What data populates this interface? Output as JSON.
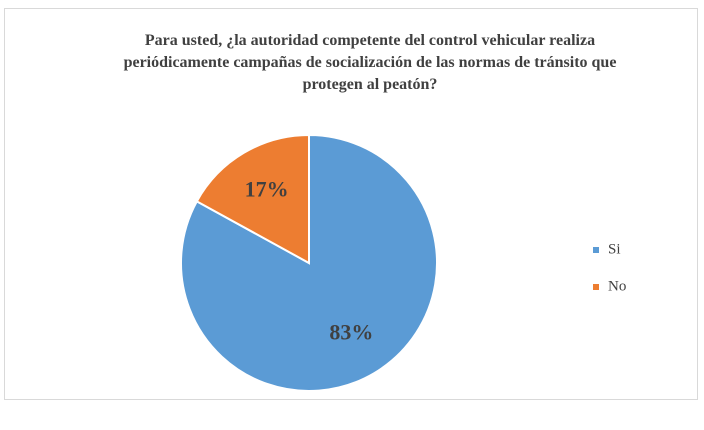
{
  "chart_data": {
    "type": "pie",
    "title": "Para usted, ¿la autoridad competente del control vehicular realiza periódicamente campañas de socialización de las normas de tránsito que protegen al peatón?",
    "categories": [
      "Si",
      "No"
    ],
    "values": [
      83,
      17
    ],
    "value_labels": [
      "83%",
      "17%"
    ],
    "colors": [
      "#5b9bd5",
      "#ed7d31"
    ],
    "legend": "right"
  }
}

##########

= WHAT IS NEEDED =
Every entry above is to be set down exactly; the pictures are to be left out.

= EXERCISE SOLUTION =
What data populates this interface? Output as JSON.
{
  "chart_data": {
    "type": "pie",
    "title": "Para usted, ¿la autoridad competente del control vehicular realiza periódicamente campañas de socialización de las normas de tránsito que protegen al peatón?",
    "categories": [
      "Si",
      "No"
    ],
    "values": [
      83,
      17
    ],
    "value_labels": [
      "83%",
      "17%"
    ],
    "colors": [
      "#5b9bd5",
      "#ed7d31"
    ],
    "legend": "right"
  }
}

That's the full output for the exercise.